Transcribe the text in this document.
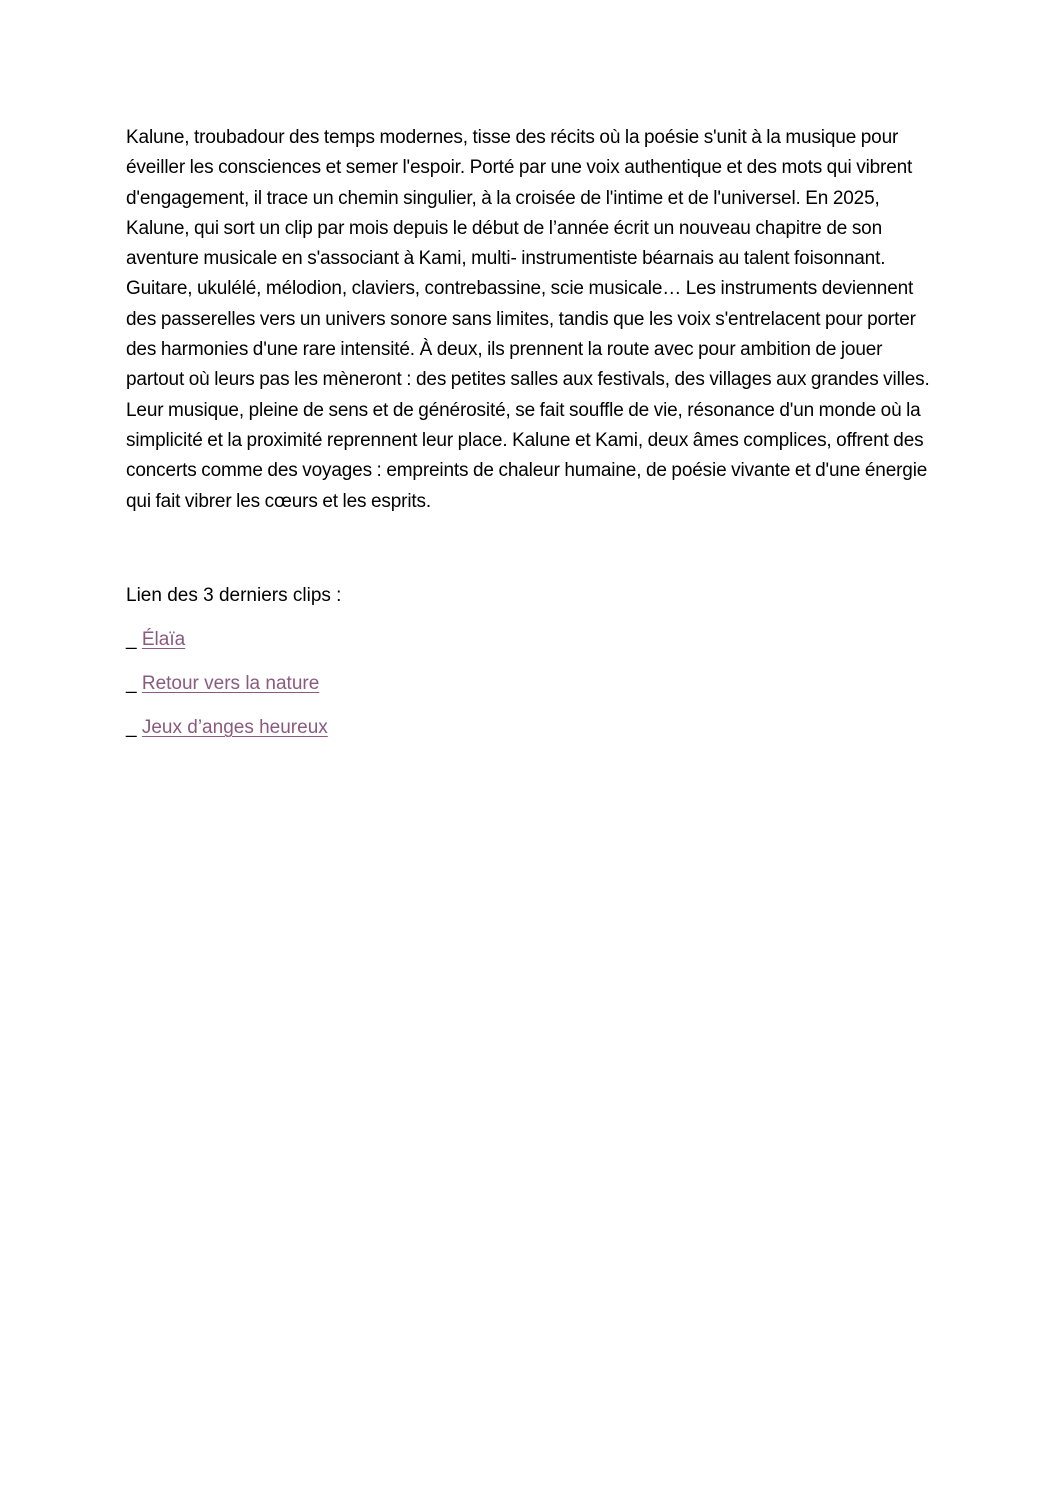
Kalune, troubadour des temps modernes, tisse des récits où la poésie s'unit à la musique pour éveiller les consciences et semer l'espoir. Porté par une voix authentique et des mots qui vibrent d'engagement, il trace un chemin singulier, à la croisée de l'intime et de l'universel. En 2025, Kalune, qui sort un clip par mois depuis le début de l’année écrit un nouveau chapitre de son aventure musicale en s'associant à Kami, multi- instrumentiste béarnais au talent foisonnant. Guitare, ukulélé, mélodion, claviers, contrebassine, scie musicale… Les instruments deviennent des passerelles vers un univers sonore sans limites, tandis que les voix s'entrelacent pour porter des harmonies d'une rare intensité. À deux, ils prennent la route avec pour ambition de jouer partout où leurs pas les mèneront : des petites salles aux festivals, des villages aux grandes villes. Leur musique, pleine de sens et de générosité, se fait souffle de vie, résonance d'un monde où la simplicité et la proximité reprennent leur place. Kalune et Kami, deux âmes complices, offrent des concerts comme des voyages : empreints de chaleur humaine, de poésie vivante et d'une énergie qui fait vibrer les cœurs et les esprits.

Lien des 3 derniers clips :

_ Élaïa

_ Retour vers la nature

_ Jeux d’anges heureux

--------------------------------------------------

Written exercise> Quote all of the entries word for word, omitting any pictures.

Answer to the problem>
Transcribe the text in this document.
Kalune, troubadour des temps modernes, tisse des récits où la poésie s'unit à la musique pour éveiller les consciences et semer l'espoir. Porté par une voix authentique et des mots qui vibrent d'engagement, il trace un chemin singulier, à la croisée de l'intime et de l'universel. En 2025, Kalune, qui sort un clip par mois depuis le début de l’année écrit un nouveau chapitre de son aventure musicale en s'associant à Kami, multi- instrumentiste béarnais au talent foisonnant. Guitare, ukulélé, mélodion, claviers, contrebassine, scie musicale… Les instruments deviennent des passerelles vers un univers sonore sans limites, tandis que les voix s'entrelacent pour porter des harmonies d'une rare intensité. À deux, ils prennent la route avec pour ambition de jouer partout où leurs pas les mèneront : des petites salles aux festivals, des villages aux grandes villes. Leur musique, pleine de sens et de générosité, se fait souffle de vie, résonance d'un monde où la simplicité et la proximité reprennent leur place. Kalune et Kami, deux âmes complices, offrent des concerts comme des voyages : empreints de chaleur humaine, de poésie vivante et d'une énergie qui fait vibrer les cœurs et les esprits.

Lien des 3 derniers clips :

_ Élaïa

_ Retour vers la nature

_ Jeux d’anges heureux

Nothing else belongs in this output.